▶ **Material supplied**

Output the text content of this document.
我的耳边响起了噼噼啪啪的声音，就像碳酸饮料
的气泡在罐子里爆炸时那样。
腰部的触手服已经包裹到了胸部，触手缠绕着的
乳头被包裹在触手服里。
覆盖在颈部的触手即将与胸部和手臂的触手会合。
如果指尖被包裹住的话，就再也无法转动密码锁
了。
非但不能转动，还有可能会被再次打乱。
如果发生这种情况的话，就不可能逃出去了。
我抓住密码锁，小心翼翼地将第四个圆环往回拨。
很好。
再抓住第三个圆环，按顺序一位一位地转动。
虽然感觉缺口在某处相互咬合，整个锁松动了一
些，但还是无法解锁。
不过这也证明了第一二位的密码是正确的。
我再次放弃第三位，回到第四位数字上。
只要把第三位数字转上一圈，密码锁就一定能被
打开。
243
...
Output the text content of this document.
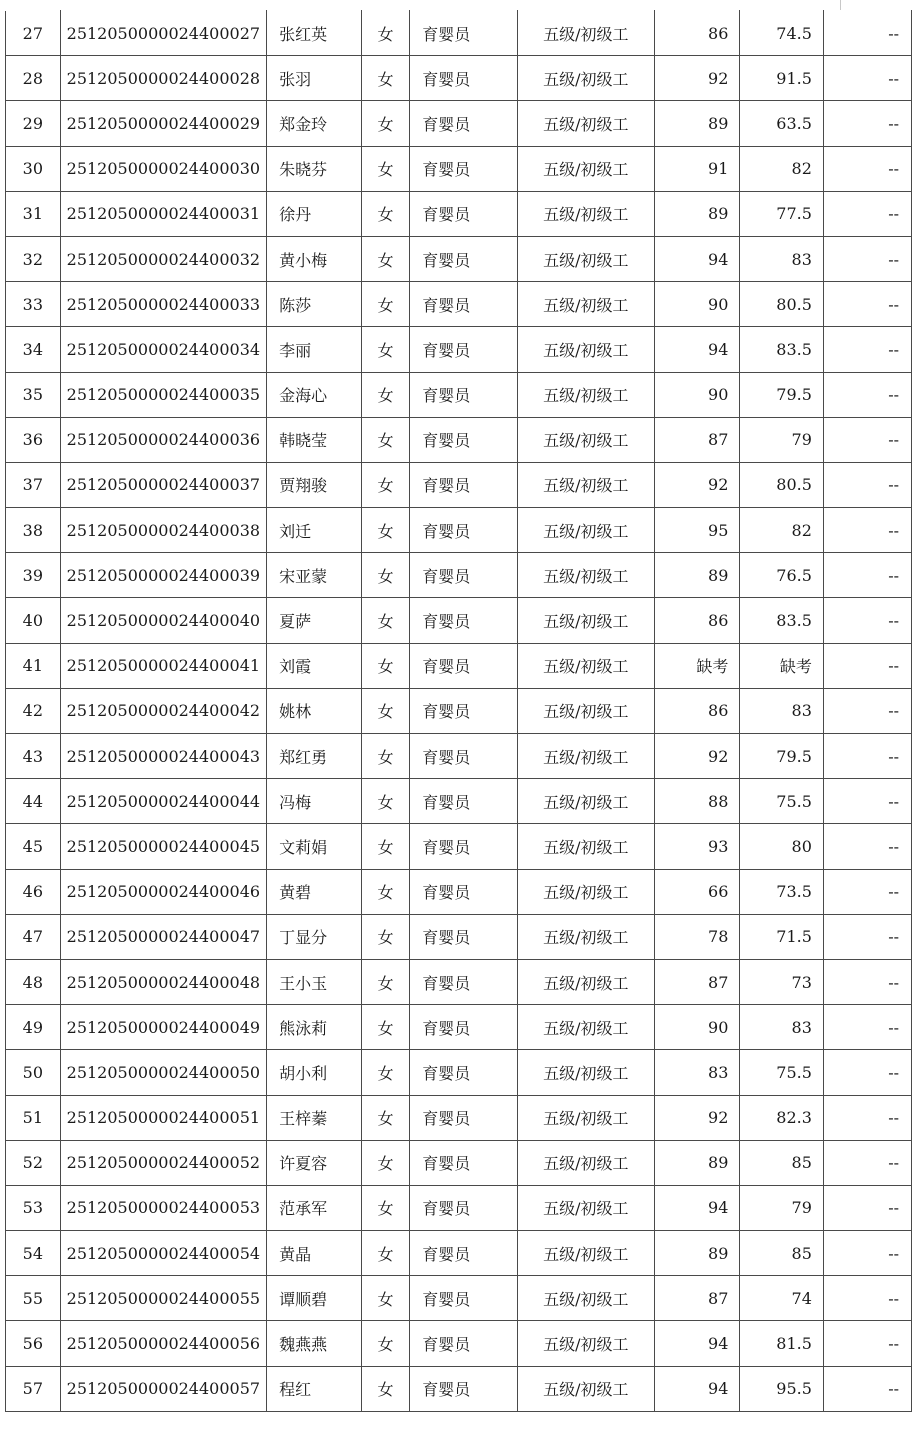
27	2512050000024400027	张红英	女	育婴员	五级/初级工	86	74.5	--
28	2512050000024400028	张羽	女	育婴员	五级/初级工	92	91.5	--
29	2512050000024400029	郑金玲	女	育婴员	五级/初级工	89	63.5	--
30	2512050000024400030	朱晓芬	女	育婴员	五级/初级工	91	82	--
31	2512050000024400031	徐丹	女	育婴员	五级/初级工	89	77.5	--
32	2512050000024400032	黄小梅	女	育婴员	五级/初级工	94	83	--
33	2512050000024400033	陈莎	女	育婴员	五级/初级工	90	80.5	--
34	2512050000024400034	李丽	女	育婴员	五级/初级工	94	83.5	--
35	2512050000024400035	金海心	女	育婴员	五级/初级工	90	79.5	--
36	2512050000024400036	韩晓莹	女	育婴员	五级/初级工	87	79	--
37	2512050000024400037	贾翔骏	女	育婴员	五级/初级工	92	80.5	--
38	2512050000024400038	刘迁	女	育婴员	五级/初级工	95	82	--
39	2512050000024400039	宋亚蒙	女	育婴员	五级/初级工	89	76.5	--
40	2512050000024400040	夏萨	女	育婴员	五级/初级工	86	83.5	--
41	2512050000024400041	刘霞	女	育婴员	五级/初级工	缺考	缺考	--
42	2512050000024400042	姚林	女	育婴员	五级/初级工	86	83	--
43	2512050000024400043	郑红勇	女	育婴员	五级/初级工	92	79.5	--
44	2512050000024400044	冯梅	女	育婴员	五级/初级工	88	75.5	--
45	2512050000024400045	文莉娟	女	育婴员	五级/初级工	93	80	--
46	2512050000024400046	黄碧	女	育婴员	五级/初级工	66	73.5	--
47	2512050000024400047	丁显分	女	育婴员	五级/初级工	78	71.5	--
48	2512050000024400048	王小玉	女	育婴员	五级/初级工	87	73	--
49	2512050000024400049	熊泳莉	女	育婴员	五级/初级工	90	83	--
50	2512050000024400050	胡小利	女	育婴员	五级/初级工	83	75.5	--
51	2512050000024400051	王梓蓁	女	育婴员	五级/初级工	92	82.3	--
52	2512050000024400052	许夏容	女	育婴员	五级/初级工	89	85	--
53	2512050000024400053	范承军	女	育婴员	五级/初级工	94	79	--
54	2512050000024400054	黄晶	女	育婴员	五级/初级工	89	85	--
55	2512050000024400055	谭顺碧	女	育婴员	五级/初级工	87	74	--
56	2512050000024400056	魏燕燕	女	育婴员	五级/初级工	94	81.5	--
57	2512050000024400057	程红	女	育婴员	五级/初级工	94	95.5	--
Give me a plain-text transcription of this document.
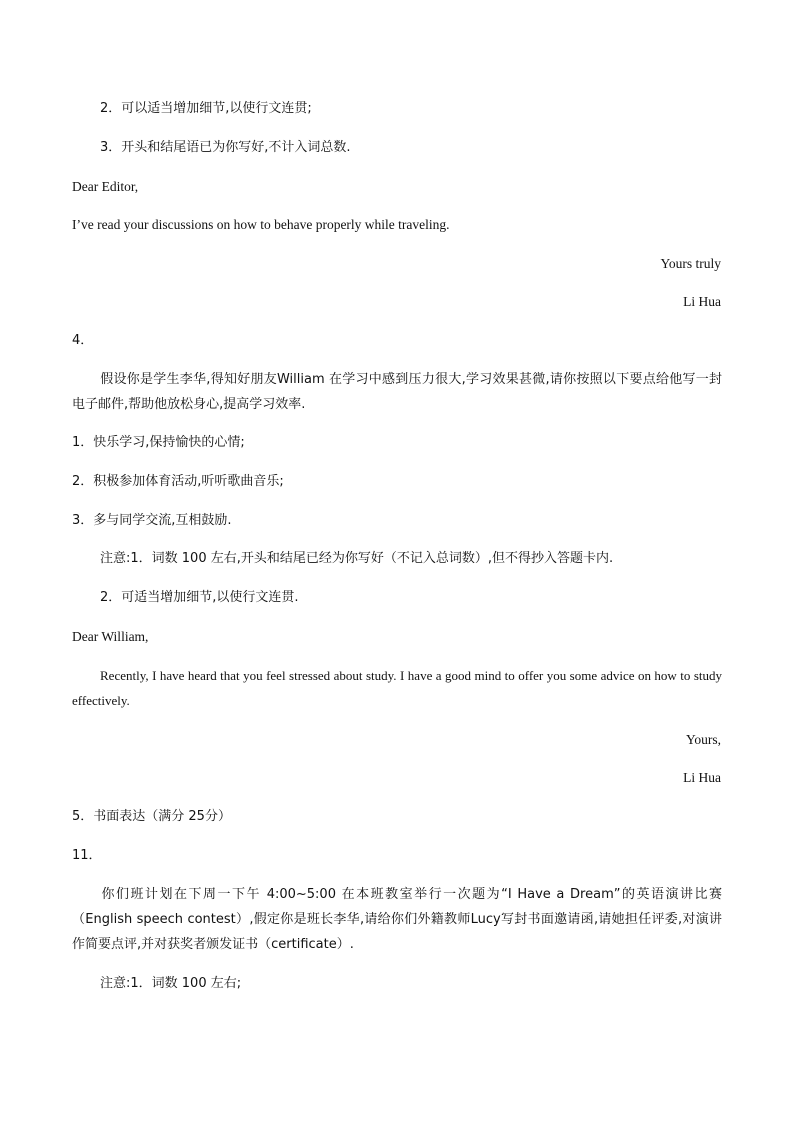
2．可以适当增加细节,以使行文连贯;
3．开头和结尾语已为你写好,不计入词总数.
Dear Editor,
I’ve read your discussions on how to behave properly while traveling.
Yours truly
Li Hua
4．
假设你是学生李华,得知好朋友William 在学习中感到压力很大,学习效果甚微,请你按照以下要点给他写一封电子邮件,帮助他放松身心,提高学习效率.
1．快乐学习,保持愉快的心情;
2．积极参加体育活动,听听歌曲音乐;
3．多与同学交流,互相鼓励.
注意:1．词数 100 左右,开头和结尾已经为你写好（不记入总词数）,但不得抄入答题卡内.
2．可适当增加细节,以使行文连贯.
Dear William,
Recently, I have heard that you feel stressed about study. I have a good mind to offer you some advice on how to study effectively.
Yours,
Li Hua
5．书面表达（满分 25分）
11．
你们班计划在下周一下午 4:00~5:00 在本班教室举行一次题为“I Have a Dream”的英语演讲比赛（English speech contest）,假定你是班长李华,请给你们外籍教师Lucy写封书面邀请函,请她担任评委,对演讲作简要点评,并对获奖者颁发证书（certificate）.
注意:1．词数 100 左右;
--
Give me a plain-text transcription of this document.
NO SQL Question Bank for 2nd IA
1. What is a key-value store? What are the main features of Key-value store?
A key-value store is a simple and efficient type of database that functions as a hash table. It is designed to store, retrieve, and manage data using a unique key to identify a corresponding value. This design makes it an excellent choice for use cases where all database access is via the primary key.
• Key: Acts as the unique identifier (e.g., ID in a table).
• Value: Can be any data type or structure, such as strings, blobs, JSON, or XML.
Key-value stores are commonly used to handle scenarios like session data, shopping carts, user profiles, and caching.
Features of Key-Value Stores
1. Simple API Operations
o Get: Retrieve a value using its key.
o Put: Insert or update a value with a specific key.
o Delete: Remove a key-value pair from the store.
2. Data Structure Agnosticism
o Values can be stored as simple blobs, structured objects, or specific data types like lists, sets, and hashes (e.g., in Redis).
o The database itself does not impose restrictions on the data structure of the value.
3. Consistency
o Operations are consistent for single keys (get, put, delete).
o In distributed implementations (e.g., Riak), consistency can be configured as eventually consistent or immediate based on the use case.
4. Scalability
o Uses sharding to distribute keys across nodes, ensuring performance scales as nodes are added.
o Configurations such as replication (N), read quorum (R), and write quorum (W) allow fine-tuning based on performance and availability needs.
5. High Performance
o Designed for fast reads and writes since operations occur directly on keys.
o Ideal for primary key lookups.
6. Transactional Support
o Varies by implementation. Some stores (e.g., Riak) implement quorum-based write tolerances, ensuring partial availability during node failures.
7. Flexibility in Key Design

▶ **Exercise prompt**
Extract all lines that hold the word "table".

▶ **Correct answer**
A key-value store is a simple and efficient type of database that functions as a hash table. It is designed to store, retrieve, and manage data using a unique key to identify a corresponding value. This design makes it an excellent choice for use cases where all database access is via the primary key.
• Key: Acts as the unique identifier (e.g., ID in a table).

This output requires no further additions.